[Records that describe figures]
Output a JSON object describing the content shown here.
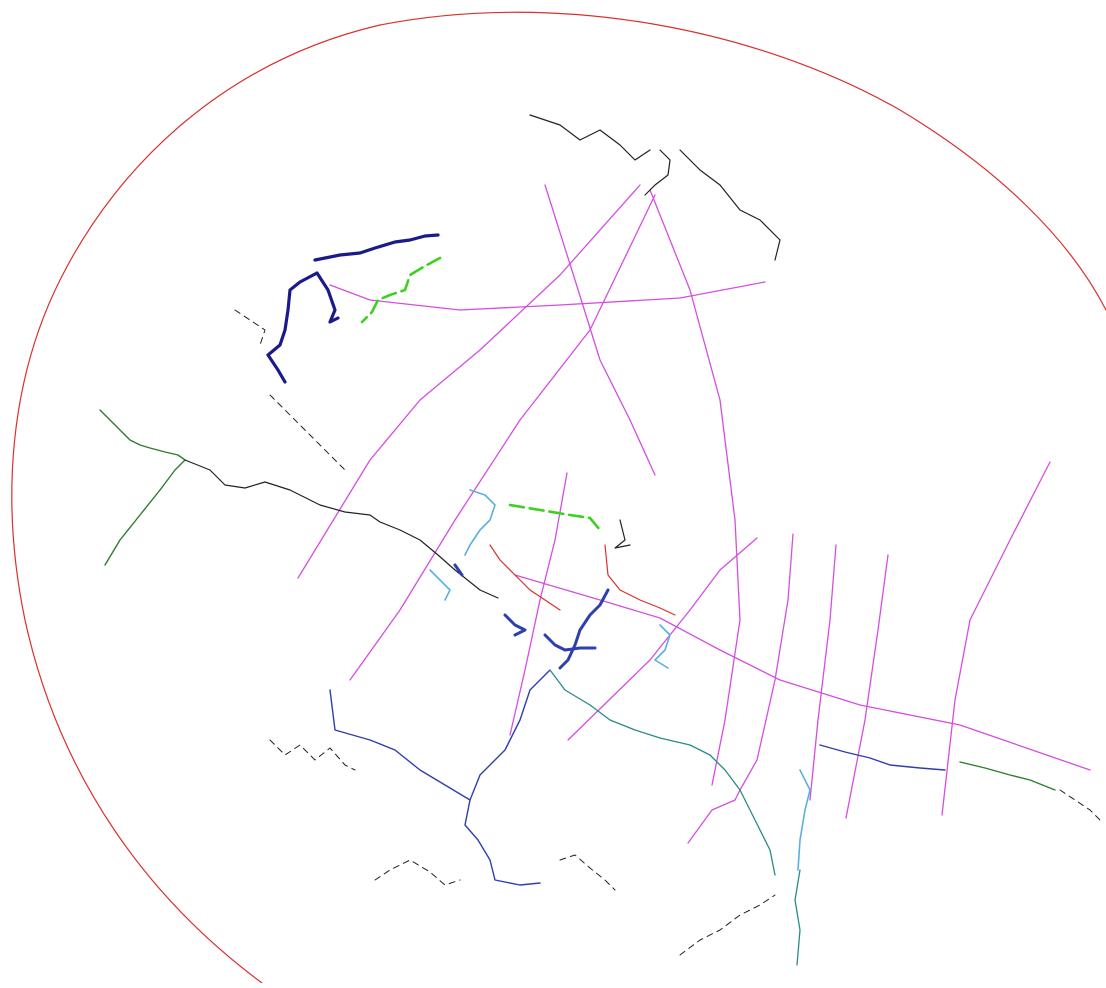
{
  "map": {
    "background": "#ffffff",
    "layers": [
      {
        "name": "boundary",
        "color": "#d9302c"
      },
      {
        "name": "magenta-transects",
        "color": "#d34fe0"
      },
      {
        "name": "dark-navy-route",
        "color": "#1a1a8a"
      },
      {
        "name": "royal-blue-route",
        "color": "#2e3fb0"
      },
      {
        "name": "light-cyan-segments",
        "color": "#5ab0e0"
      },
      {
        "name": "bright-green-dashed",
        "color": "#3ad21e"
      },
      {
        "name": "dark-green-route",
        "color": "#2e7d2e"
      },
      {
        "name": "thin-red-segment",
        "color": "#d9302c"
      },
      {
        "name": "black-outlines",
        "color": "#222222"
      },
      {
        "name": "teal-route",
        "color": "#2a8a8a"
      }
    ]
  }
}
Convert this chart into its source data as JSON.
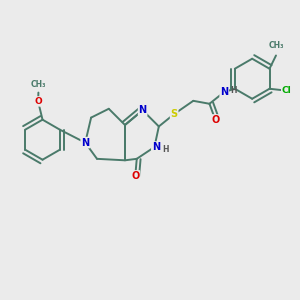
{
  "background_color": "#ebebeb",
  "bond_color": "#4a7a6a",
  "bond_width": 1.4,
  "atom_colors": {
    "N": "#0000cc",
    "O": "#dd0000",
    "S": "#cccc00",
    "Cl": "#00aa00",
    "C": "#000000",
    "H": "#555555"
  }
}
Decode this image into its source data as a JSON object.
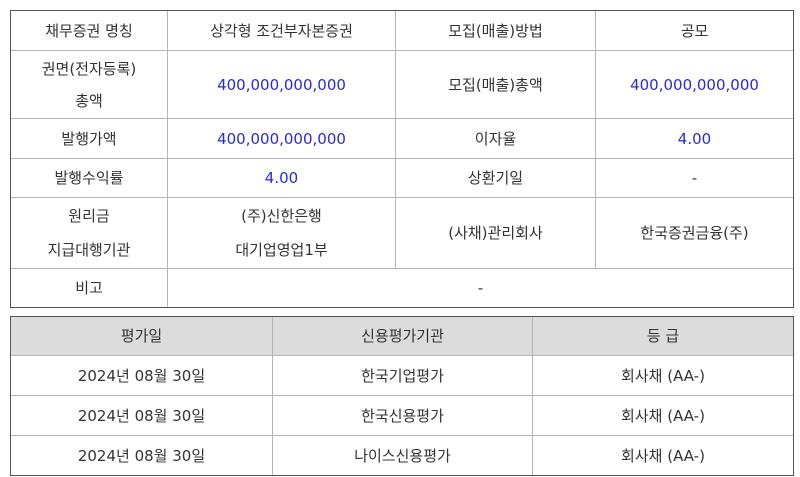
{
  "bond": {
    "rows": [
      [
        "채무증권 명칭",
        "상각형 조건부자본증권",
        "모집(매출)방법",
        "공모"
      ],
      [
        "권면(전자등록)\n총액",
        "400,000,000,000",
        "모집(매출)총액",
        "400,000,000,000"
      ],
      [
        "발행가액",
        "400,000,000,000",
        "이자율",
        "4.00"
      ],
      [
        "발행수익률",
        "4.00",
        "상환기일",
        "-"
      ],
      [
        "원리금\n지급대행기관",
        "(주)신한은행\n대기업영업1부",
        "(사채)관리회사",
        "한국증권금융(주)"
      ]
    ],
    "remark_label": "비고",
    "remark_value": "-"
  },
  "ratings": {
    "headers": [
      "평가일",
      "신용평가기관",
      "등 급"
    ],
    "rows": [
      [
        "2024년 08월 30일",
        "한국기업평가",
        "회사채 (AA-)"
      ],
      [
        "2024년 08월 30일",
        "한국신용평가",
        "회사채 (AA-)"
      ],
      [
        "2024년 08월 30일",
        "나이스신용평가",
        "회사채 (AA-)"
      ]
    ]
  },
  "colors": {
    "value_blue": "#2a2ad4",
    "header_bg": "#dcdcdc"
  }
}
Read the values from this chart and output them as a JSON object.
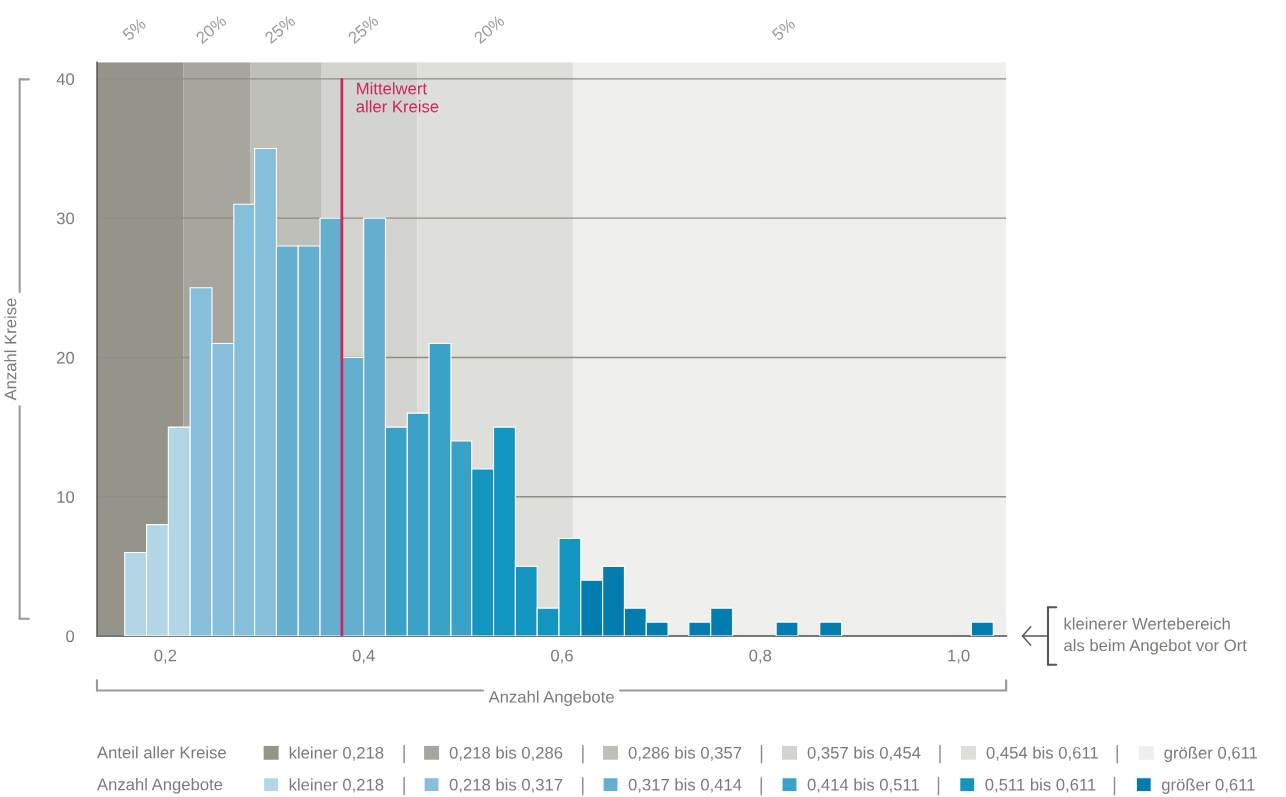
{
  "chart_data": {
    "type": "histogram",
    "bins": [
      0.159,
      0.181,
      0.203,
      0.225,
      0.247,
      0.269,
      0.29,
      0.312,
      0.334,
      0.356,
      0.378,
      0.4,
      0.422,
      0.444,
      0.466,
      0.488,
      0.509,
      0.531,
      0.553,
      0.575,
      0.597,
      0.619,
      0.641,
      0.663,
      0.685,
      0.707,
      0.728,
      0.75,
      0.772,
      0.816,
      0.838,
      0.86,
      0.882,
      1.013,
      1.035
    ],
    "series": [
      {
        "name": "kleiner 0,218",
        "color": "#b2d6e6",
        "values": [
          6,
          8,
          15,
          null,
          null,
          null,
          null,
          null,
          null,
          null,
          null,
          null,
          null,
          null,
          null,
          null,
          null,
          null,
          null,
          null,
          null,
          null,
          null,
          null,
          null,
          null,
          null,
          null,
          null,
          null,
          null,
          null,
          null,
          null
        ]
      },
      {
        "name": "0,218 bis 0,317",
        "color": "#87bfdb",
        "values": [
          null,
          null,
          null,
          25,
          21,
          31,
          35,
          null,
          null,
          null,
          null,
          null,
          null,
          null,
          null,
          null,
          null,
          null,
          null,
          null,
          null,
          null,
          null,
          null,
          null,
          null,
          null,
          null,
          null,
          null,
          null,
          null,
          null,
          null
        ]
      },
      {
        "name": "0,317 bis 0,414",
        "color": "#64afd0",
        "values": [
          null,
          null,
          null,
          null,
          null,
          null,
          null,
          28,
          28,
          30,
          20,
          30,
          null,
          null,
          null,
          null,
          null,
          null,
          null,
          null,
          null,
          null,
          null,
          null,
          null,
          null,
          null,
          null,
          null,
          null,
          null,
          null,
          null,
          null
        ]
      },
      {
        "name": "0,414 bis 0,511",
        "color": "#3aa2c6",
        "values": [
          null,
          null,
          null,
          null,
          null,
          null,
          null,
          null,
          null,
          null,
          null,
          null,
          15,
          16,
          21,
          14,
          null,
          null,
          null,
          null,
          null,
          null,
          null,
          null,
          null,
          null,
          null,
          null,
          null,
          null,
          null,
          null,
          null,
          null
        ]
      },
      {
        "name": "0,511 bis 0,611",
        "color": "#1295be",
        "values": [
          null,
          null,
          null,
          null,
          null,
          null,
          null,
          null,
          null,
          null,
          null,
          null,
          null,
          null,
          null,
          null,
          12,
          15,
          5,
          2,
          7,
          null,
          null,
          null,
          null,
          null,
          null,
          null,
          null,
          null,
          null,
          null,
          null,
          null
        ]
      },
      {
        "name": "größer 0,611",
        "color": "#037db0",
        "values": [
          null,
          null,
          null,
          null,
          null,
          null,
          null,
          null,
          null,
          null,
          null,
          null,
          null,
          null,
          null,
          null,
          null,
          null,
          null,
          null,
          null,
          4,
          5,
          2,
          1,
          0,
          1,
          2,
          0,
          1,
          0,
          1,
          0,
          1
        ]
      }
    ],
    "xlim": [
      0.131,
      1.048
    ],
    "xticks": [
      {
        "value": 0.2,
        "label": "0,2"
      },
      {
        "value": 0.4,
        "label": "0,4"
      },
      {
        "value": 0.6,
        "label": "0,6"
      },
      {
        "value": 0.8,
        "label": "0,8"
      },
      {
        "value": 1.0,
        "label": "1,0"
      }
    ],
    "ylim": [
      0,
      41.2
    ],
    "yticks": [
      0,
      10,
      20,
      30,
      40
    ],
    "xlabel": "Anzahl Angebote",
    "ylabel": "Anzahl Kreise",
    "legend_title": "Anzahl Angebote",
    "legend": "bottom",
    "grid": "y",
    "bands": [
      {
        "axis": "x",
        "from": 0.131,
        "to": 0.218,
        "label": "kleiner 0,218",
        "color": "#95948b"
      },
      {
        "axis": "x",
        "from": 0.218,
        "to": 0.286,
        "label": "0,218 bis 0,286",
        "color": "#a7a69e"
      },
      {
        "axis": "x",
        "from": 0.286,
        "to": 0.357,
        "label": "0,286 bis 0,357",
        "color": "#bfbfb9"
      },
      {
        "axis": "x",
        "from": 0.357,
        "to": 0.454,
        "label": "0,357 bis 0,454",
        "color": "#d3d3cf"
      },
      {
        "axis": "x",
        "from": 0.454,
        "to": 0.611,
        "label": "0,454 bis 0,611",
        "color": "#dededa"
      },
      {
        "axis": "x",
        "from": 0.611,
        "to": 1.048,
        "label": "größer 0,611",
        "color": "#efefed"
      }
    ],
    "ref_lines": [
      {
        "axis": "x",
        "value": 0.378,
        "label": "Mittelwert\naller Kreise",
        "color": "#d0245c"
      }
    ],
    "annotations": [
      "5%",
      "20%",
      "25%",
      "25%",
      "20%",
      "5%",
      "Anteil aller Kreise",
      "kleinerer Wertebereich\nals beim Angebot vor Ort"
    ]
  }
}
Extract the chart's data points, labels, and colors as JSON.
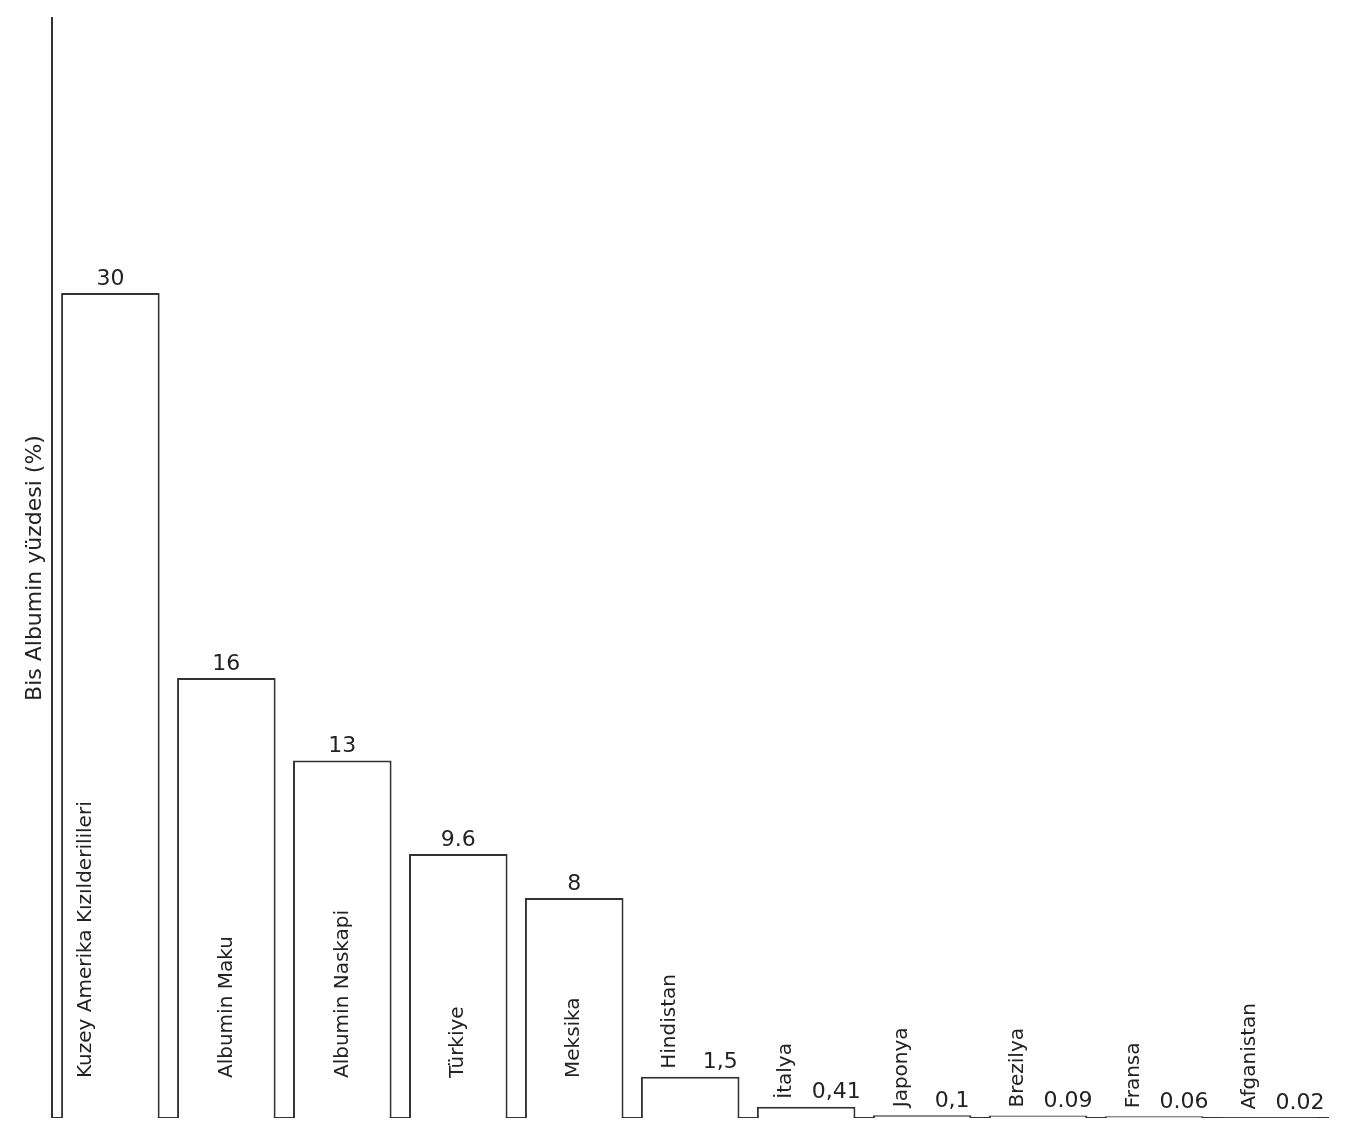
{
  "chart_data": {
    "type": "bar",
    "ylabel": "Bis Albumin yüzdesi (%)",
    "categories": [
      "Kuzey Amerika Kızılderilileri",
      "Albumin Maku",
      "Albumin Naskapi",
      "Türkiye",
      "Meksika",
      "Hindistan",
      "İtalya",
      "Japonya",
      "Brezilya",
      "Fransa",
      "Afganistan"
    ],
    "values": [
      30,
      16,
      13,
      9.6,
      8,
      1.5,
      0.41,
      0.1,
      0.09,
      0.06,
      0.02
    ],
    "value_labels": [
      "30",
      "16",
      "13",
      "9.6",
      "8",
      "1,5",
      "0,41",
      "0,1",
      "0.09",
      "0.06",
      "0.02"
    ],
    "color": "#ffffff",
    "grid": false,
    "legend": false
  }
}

● **Work instructions**: Count every line above that holds the word "dark", and state the number and nothing more.

● **Result of this exercise**: 2